## BEGIN
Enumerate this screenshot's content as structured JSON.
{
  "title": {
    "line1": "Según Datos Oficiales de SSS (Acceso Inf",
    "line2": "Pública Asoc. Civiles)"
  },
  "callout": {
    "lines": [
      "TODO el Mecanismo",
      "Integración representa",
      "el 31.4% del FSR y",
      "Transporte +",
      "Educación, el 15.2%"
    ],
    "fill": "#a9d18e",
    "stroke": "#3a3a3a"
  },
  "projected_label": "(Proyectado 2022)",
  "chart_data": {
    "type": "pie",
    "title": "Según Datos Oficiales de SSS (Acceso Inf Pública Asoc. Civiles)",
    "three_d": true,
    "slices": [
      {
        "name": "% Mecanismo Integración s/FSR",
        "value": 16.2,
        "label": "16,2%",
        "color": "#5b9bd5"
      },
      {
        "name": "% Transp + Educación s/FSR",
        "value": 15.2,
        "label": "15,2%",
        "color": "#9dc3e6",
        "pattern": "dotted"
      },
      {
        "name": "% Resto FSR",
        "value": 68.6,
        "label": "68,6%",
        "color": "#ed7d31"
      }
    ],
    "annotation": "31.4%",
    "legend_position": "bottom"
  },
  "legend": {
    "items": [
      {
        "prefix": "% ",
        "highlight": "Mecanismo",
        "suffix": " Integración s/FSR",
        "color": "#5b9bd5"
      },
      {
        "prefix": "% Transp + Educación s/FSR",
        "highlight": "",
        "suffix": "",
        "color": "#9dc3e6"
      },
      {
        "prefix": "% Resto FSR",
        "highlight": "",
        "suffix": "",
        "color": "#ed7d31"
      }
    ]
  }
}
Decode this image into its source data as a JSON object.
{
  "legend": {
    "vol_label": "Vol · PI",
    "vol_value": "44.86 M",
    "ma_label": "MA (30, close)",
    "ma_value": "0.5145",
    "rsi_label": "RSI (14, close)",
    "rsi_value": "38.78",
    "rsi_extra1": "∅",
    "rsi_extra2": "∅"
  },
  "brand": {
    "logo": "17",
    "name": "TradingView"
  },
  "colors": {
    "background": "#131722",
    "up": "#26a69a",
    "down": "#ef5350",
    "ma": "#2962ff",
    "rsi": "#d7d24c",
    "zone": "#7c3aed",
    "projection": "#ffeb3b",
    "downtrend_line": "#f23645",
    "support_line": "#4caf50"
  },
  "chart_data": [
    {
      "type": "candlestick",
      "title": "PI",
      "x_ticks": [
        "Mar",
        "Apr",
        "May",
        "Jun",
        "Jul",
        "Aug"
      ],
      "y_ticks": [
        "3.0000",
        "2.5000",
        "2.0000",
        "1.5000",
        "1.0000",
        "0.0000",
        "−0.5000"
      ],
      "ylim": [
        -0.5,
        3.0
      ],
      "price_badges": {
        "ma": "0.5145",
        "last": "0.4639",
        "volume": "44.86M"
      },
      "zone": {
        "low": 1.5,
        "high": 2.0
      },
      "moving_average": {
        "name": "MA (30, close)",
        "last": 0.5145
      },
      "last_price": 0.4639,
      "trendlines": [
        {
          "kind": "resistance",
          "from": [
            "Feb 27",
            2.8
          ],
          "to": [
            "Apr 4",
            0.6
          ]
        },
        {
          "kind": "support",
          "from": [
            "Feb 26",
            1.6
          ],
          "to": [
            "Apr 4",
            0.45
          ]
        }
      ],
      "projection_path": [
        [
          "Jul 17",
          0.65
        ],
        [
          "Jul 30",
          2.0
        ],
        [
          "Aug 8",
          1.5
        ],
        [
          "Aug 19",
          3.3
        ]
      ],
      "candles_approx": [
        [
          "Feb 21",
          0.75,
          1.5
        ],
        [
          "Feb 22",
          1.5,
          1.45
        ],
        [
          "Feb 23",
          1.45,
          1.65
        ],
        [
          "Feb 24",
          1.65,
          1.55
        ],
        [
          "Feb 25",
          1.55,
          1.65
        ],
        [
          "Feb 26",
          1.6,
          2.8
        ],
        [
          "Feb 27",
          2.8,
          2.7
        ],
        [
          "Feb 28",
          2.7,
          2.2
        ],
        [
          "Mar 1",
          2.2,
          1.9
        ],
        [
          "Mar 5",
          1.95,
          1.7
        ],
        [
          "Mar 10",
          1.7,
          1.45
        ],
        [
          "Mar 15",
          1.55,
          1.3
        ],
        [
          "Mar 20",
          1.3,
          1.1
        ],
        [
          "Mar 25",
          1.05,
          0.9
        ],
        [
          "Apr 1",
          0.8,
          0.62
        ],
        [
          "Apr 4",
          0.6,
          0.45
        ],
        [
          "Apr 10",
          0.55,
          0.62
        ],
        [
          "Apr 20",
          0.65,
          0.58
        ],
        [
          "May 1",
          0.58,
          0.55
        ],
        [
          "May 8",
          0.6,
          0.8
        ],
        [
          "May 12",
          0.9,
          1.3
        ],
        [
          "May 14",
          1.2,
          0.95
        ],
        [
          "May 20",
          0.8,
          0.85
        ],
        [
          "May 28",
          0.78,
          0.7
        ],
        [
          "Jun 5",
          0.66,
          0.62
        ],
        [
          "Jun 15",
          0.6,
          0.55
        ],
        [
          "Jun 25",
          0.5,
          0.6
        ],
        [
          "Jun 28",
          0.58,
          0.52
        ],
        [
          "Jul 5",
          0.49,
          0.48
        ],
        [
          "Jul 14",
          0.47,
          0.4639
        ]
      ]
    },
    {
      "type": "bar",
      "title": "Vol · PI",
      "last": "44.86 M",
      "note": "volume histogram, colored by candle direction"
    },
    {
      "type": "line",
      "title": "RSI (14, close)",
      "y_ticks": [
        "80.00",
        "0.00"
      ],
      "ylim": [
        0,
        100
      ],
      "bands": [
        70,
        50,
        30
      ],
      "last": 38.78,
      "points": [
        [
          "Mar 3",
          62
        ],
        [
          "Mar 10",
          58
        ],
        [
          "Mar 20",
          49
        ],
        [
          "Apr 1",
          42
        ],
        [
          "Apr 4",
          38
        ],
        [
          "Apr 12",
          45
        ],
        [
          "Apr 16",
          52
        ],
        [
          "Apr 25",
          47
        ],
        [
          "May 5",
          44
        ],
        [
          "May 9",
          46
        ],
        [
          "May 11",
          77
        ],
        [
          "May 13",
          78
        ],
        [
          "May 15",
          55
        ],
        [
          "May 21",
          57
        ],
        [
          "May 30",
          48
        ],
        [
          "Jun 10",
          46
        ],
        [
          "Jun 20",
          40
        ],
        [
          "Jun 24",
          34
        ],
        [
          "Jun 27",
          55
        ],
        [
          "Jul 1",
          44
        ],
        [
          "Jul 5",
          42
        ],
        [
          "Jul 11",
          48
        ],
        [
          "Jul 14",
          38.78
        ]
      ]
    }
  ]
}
## END
DESCRIPTION OF THE TASK
Quote each line above in full, word for word.

ANSWER FOR THE TASK
Enumerate this screenshot's content as structured JSON.
{
  "title": {
    "line1": "Según Datos Oficiales de SSS (Acceso Inf",
    "line2": "Pública Asoc. Civiles)"
  },
  "callout": {
    "lines": [
      "TODO el Mecanismo",
      "Integración representa",
      "el 31.4% del FSR y",
      "Transporte +",
      "Educación, el 15.2%"
    ],
    "fill": "#a9d18e",
    "stroke": "#3a3a3a"
  },
  "projected_label": "(Proyectado 2022)",
  "chart_data": {
    "type": "pie",
    "title": "Según Datos Oficiales de SSS (Acceso Inf Pública Asoc. Civiles)",
    "three_d": true,
    "slices": [
      {
        "name": "% Mecanismo Integración s/FSR",
        "value": 16.2,
        "label": "16,2%",
        "color": "#5b9bd5"
      },
      {
        "name": "% Transp + Educación s/FSR",
        "value": 15.2,
        "label": "15,2%",
        "color": "#9dc3e6",
        "pattern": "dotted"
      },
      {
        "name": "% Resto FSR",
        "value": 68.6,
        "label": "68,6%",
        "color": "#ed7d31"
      }
    ],
    "annotation": "31.4%",
    "legend_position": "bottom"
  },
  "legend": {
    "items": [
      {
        "prefix": "% ",
        "highlight": "Mecanismo",
        "suffix": " Integración s/FSR",
        "color": "#5b9bd5"
      },
      {
        "prefix": "% Transp + Educación s/FSR",
        "highlight": "",
        "suffix": "",
        "color": "#9dc3e6"
      },
      {
        "prefix": "% Resto FSR",
        "highlight": "",
        "suffix": "",
        "color": "#ed7d31"
      }
    ]
  }
}
Decode this image into its source data as a JSON object.
{
  "legend": {
    "vol_label": "Vol · PI",
    "vol_value": "44.86 M",
    "ma_label": "MA (30, close)",
    "ma_value": "0.5145",
    "rsi_label": "RSI (14, close)",
    "rsi_value": "38.78",
    "rsi_extra1": "∅",
    "rsi_extra2": "∅"
  },
  "brand": {
    "logo": "17",
    "name": "TradingView"
  },
  "colors": {
    "background": "#131722",
    "up": "#26a69a",
    "down": "#ef5350",
    "ma": "#2962ff",
    "rsi": "#d7d24c",
    "zone": "#7c3aed",
    "projection": "#ffeb3b",
    "downtrend_line": "#f23645",
    "support_line": "#4caf50"
  },
  "chart_data": [
    {
      "type": "candlestick",
      "title": "PI",
      "x_ticks": [
        "Mar",
        "Apr",
        "May",
        "Jun",
        "Jul",
        "Aug"
      ],
      "y_ticks": [
        "3.0000",
        "2.5000",
        "2.0000",
        "1.5000",
        "1.0000",
        "0.0000",
        "−0.5000"
      ],
      "ylim": [
        -0.5,
        3.0
      ],
      "price_badges": {
        "ma": "0.5145",
        "last": "0.4639",
        "volume": "44.86M"
      },
      "zone": {
        "low": 1.5,
        "high": 2.0
      },
      "moving_average": {
        "name": "MA (30, close)",
        "last": 0.5145
      },
      "last_price": 0.4639,
      "trendlines": [
        {
          "kind": "resistance",
          "from": [
            "Feb 27",
            2.8
          ],
          "to": [
            "Apr 4",
            0.6
          ]
        },
        {
          "kind": "support",
          "from": [
            "Feb 26",
            1.6
          ],
          "to": [
            "Apr 4",
            0.45
          ]
        }
      ],
      "projection_path": [
        [
          "Jul 17",
          0.65
        ],
        [
          "Jul 30",
          2.0
        ],
        [
          "Aug 8",
          1.5
        ],
        [
          "Aug 19",
          3.3
        ]
      ],
      "candles_approx": [
        [
          "Feb 21",
          0.75,
          1.5
        ],
        [
          "Feb 22",
          1.5,
          1.45
        ],
        [
          "Feb 23",
          1.45,
          1.65
        ],
        [
          "Feb 24",
          1.65,
          1.55
        ],
        [
          "Feb 25",
          1.55,
          1.65
        ],
        [
          "Feb 26",
          1.6,
          2.8
        ],
        [
          "Feb 27",
          2.8,
          2.7
        ],
        [
          "Feb 28",
          2.7,
          2.2
        ],
        [
          "Mar 1",
          2.2,
          1.9
        ],
        [
          "Mar 5",
          1.95,
          1.7
        ],
        [
          "Mar 10",
          1.7,
          1.45
        ],
        [
          "Mar 15",
          1.55,
          1.3
        ],
        [
          "Mar 20",
          1.3,
          1.1
        ],
        [
          "Mar 25",
          1.05,
          0.9
        ],
        [
          "Apr 1",
          0.8,
          0.62
        ],
        [
          "Apr 4",
          0.6,
          0.45
        ],
        [
          "Apr 10",
          0.55,
          0.62
        ],
        [
          "Apr 20",
          0.65,
          0.58
        ],
        [
          "May 1",
          0.58,
          0.55
        ],
        [
          "May 8",
          0.6,
          0.8
        ],
        [
          "May 12",
          0.9,
          1.3
        ],
        [
          "May 14",
          1.2,
          0.95
        ],
        [
          "May 20",
          0.8,
          0.85
        ],
        [
          "May 28",
          0.78,
          0.7
        ],
        [
          "Jun 5",
          0.66,
          0.62
        ],
        [
          "Jun 15",
          0.6,
          0.55
        ],
        [
          "Jun 25",
          0.5,
          0.6
        ],
        [
          "Jun 28",
          0.58,
          0.52
        ],
        [
          "Jul 5",
          0.49,
          0.48
        ],
        [
          "Jul 14",
          0.47,
          0.4639
        ]
      ]
    },
    {
      "type": "bar",
      "title": "Vol · PI",
      "last": "44.86 M",
      "note": "volume histogram, colored by candle direction"
    },
    {
      "type": "line",
      "title": "RSI (14, close)",
      "y_ticks": [
        "80.00",
        "0.00"
      ],
      "ylim": [
        0,
        100
      ],
      "bands": [
        70,
        50,
        30
      ],
      "last": 38.78,
      "points": [
        [
          "Mar 3",
          62
        ],
        [
          "Mar 10",
          58
        ],
        [
          "Mar 20",
          49
        ],
        [
          "Apr 1",
          42
        ],
        [
          "Apr 4",
          38
        ],
        [
          "Apr 12",
          45
        ],
        [
          "Apr 16",
          52
        ],
        [
          "Apr 25",
          47
        ],
        [
          "May 5",
          44
        ],
        [
          "May 9",
          46
        ],
        [
          "May 11",
          77
        ],
        [
          "May 13",
          78
        ],
        [
          "May 15",
          55
        ],
        [
          "May 21",
          57
        ],
        [
          "May 30",
          48
        ],
        [
          "Jun 10",
          46
        ],
        [
          "Jun 20",
          40
        ],
        [
          "Jun 24",
          34
        ],
        [
          "Jun 27",
          55
        ],
        [
          "Jul 1",
          44
        ],
        [
          "Jul 5",
          42
        ],
        [
          "Jul 11",
          48
        ],
        [
          "Jul 14",
          38.78
        ]
      ]
    }
  ]
}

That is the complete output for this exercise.